Task list:
a - Write out part of the forum thread about kitty litter for cigar humidity word for word, starting at "Kitty liter is" and stopping after "far so good.".
b - Extend the forum thread about kitty litter for cigar humidity, picking up after its last line.

Passage to read:
::::::::::

The kitty liter method is bashed by some and we each have our own $.02 and it really boils down to what makes Us as smokers happy.

BUT........

Kitty liter is made for piss and poo....right???

Well I am still a noob but they say the stronger the "poo" smell the better the cigar...

coincidence???? 

All I know is I had to try it and so far so good.

JH


----------



## chu2 (Jun 8, 2009)

I've used litter for a while...no problem. Mist, wait a day, if <65% mist again. Rinse and repeat.

*Quick question, though*-the only kind I can find around my place now has blue crystals and white crystals. I don't think the blue ones are any different, but can someone back me up on that? It looks like the stuff is still unscented and still "100% silica."


----------



## Hall25 (Dec 16, 2010)

chu2 said:


> I've used litter for a while...no problem. Mist, wait a day, if <65% mist again. Rinse and repeat.
> 
> *Quick question, though*-the only kind I can find around my place now has blue crystals and white crystals. I don't think the blue ones are any different, but can someone back me up on that? It looks like the stuff is still unscented and still "100% silica."


The stuff I used has the blue in it...Don't think it hurts it from what I have read.


----------



## 1029henry (Jan 18, 2010)

I have been using KL for the past couple of months. My beads weren't holding at 65% any more. With KL, I have 65%-68% in my 3 Tupperdors, and 68% in my large Igloodor. They've been at that RH this whole time. As far as someone not using the KL because they want to use the best of the best, I figure I store my sticks in Tupperware for cryin' out loud, so who cares what humidification media I use? It's not like I have a $5,000 Davidoff humidor.....


----------



## TonyBrooklyn (Jan 28, 2010)

bigslowrock said:


> Tony - I just don't believe that you can get kitty litter to work. You better send me some of your cigars as proof that they are properly hydrated.


:laugh::laugh::laugh::laugh::laugh:
eace:eace:eace:


----------



## TonyBrooklyn (Jan 28, 2010)

chu2 said:


> I've used litter for a while...no problem. Mist, wait a day, if <65% mist again. Rinse and repeat.
> 
> *Quick question, though*-the only kind I can find around my place now has blue crystals and white crystals. I don't think the blue ones are any different, but can someone back me up on that? It looks like the stuff is still unscented and still "100% silica."





Hall25 said:


> The stuff I used has the blue in it...Don't think it hurts it from what I have read.

::::::::::

Information shown:
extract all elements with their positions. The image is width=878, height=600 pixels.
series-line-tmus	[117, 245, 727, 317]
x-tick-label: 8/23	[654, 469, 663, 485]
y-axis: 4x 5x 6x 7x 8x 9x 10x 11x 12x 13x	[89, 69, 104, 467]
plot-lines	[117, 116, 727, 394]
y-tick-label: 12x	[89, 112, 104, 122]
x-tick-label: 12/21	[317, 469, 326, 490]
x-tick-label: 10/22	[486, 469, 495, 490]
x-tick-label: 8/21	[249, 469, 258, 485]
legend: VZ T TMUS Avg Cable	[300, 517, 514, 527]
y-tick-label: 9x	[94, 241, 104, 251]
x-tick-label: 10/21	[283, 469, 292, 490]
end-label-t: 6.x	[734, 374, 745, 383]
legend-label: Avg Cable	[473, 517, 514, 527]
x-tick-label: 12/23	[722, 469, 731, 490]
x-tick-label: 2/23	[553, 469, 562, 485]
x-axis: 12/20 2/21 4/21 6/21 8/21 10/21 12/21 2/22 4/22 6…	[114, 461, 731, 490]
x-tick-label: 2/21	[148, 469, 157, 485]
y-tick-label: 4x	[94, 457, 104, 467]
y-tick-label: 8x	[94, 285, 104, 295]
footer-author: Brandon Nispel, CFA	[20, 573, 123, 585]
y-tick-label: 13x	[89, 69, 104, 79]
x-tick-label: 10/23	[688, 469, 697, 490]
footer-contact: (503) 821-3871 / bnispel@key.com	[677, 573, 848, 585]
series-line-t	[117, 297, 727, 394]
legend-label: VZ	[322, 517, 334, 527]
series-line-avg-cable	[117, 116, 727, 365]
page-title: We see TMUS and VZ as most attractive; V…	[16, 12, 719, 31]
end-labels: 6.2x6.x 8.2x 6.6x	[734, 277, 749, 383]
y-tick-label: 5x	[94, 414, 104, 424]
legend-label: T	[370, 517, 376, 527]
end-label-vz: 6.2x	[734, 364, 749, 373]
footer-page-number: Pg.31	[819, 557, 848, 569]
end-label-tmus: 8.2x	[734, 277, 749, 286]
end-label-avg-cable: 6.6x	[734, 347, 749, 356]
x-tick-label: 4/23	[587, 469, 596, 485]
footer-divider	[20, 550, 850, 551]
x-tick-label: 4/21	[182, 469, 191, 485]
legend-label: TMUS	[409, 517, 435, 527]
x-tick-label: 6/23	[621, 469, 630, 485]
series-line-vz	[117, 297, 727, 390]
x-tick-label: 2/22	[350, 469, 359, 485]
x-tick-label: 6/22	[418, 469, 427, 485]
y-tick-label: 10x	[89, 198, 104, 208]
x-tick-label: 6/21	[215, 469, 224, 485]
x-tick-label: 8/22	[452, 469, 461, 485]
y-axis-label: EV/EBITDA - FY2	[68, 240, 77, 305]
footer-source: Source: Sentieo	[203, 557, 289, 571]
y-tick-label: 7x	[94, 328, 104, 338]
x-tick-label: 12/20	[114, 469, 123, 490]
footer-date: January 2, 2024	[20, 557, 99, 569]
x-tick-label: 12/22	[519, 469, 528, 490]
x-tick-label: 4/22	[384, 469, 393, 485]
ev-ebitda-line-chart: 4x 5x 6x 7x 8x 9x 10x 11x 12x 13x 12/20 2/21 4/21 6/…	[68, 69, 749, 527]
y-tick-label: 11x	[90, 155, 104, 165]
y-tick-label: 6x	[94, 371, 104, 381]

::::::::::

Answers for this exercise:
a -
Kitty liter is made for piss and poo....right???

Well I am still a noob but they say the stronger the "poo" smell the better the cigar...

coincidence???? 

All I know is I had to try it and so far so good.

b -
You know when i started using it years ago at first i was anal and used to pick the blue ones out. Then after seeing the guy who turned me on to them left em in. I decided to take a walk on the wild side. I see no difference by leaving them in and really love the color blue!


----------



## Tman (Sep 12, 2010)

Yeah. I actually took time to compare, and the white and blue crystals works the same.


----------



## mrmikey32 (Dec 7, 2010)

can you guys show me what kind of containers you are using? 

and where you go them?


----------



## TonyBrooklyn (Jan 28, 2010)

mrmikey32 said:


> can you guys show me what kind of containers you are using?
> 
> and where you go them?


I use flat rectangular Tupperware containers. Few inches deep expose the most surface area works like a charm!eace:


----------



## rudeJARHEAD (Jul 12, 2009)

mrmikey32 said:


> can you guys show me what kind of containers you are using?
> 
> and where you go them?


I bought 4 large mesh bags at petsmart in the aquarium section, they hold around a lb to a lb 1/2 of litter and are a buck a piece.


----------



## ptpablo (Aug 22, 2010)

LONG LIVE KITTY LITTER!!!!!!!:dude::dude::dude::dude::dude:


----------



## Tman (Sep 12, 2010)

mrmikey32 said:


> can you guys show me what kind of containers you are using?
> 
> and where you go them?


I just recently modified the humidifiers that came with my humidor. It's actually very well built for KL. Anything that exposes large surface area will work. Here are some examples:

Opened the humidifier that came with humidors. Removed the green crusty material and put KL in.









You can also find Tupperware that works pretty nicely too. You can find these everywhere. The mesh bag is from PetSmart. The container is from Bed Bath and Beyond.










This humidifier (same one as above) opens up like shown below. They are glued together, so you'll have to use a box cutter or knife to open it up a little from the back. Press down on the plastic/metal mesh and it should push the bottom out fairly nicely. Remove the green stuff and voila! You got a KL container. I really like how it comes with metal mesh too. Easy to spray from the top also.

You can get the same stuff here:

Cheap Humidors Rectangle Humidifier


----------



## mrmikey32 (Dec 7, 2010)

I am going to try to use this for something other then a humidor. I have a few safes, and one just collects to much water.... going to see how this works


----------



## Tman (Sep 12, 2010)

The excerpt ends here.